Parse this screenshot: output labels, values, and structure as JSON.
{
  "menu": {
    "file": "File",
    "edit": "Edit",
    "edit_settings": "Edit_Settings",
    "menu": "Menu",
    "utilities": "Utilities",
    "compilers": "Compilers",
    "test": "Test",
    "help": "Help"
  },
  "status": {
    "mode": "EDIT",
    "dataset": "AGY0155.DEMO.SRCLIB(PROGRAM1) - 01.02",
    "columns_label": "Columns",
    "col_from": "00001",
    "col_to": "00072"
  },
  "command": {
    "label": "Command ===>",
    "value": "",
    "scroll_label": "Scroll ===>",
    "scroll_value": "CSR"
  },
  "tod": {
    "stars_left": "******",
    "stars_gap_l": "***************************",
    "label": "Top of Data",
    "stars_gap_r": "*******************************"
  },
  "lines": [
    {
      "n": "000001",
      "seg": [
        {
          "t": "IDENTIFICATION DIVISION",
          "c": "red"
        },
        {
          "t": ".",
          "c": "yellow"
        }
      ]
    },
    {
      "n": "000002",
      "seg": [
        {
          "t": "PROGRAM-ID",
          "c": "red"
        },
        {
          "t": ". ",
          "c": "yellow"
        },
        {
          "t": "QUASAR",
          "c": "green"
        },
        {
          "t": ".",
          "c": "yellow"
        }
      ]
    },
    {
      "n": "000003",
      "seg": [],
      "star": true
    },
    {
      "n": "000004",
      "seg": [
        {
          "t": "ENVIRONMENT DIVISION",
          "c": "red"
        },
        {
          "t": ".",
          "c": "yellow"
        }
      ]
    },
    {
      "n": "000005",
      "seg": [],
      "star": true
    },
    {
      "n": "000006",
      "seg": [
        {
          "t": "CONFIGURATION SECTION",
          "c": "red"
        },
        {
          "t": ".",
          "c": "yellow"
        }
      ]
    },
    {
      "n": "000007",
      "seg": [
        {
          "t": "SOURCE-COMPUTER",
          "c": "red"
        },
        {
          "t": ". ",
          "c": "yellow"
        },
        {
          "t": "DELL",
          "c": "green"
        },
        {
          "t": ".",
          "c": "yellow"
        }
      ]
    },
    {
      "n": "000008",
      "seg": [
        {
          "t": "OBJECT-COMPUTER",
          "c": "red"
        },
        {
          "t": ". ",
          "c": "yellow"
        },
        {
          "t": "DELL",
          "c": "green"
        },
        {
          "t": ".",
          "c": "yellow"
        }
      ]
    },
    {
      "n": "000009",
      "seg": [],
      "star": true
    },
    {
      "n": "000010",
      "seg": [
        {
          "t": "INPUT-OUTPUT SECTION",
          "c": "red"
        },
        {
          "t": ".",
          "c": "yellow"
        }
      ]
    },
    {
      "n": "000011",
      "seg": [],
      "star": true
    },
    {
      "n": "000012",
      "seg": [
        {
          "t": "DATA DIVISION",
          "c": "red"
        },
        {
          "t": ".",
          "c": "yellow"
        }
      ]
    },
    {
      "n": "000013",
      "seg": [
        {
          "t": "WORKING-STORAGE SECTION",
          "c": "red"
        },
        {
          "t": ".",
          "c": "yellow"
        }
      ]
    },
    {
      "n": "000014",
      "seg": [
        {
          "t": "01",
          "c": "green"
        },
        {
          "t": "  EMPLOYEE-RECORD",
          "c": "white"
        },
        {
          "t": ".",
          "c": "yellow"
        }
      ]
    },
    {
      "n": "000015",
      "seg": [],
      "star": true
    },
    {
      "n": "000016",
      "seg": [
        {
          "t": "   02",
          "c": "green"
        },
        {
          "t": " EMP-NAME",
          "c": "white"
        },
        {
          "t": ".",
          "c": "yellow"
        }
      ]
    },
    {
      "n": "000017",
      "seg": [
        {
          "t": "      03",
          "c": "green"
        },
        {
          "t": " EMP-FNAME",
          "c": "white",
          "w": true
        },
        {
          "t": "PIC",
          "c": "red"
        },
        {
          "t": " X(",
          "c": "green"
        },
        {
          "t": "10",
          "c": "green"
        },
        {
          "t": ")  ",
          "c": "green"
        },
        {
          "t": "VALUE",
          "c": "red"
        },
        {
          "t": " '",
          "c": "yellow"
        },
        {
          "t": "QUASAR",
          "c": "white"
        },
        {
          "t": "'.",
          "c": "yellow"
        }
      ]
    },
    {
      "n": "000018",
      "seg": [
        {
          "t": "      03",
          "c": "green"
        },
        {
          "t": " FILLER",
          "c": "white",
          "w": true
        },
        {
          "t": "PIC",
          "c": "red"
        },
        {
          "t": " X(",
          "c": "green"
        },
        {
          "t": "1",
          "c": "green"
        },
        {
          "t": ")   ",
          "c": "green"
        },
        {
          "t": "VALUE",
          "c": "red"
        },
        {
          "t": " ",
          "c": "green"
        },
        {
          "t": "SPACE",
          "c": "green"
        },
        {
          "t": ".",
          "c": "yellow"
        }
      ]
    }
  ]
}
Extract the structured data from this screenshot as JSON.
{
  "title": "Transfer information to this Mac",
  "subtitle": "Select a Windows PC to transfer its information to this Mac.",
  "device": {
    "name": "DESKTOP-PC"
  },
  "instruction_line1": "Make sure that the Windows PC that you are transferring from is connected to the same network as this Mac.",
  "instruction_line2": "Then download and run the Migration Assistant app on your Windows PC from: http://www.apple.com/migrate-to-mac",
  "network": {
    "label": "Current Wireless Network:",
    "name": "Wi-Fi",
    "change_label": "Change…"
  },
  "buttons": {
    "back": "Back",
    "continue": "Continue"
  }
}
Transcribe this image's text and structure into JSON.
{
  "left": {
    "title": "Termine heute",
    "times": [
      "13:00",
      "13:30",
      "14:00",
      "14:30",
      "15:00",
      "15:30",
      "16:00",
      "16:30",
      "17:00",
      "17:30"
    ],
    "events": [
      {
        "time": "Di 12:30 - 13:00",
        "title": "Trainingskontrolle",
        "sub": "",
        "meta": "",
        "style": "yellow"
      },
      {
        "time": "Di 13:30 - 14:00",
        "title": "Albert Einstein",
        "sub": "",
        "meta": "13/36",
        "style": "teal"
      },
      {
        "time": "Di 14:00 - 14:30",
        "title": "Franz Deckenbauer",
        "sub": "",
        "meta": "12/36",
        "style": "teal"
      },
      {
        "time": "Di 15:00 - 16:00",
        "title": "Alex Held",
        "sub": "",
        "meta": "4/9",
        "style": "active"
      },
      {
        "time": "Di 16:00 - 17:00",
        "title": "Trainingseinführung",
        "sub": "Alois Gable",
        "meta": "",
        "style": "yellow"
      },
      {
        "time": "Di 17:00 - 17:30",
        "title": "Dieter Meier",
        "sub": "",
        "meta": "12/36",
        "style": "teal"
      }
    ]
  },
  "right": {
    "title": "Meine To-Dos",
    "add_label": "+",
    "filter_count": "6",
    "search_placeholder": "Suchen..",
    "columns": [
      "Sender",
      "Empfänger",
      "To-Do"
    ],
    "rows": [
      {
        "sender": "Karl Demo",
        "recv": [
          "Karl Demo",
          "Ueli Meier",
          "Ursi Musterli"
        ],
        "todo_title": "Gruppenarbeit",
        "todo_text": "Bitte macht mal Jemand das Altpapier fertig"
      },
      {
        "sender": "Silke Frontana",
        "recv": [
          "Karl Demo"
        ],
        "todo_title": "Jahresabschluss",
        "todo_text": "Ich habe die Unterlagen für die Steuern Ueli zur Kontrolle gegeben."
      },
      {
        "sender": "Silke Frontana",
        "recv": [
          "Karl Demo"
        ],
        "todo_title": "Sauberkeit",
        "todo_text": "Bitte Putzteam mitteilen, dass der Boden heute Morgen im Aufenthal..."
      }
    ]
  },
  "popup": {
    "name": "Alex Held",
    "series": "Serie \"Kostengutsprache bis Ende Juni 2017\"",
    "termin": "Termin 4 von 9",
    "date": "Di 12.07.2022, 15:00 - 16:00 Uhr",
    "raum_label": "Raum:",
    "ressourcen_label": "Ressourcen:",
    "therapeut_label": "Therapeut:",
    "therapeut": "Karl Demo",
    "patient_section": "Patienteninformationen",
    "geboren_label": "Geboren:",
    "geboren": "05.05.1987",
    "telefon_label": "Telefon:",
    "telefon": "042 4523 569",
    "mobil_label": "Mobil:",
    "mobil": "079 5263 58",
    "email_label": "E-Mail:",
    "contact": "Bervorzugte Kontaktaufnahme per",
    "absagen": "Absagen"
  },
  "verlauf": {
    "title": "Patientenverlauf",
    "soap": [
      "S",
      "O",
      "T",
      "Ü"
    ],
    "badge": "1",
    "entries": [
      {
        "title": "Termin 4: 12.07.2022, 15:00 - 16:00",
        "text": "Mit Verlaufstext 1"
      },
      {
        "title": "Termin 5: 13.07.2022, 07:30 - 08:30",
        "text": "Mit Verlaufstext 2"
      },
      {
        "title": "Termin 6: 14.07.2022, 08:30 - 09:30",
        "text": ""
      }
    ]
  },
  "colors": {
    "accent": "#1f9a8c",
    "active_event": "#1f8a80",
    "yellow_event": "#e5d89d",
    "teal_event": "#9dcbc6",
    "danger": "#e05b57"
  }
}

........

Goal:
Check every line for "Bitte" and show the ones that have it.

Problem solution:
        "todo_text": "Bitte macht mal Jemand das Altpapier fertig"
        "todo_text": "Bitte Putzteam mitteilen, dass der Boden heute Morgen im Aufenthal..."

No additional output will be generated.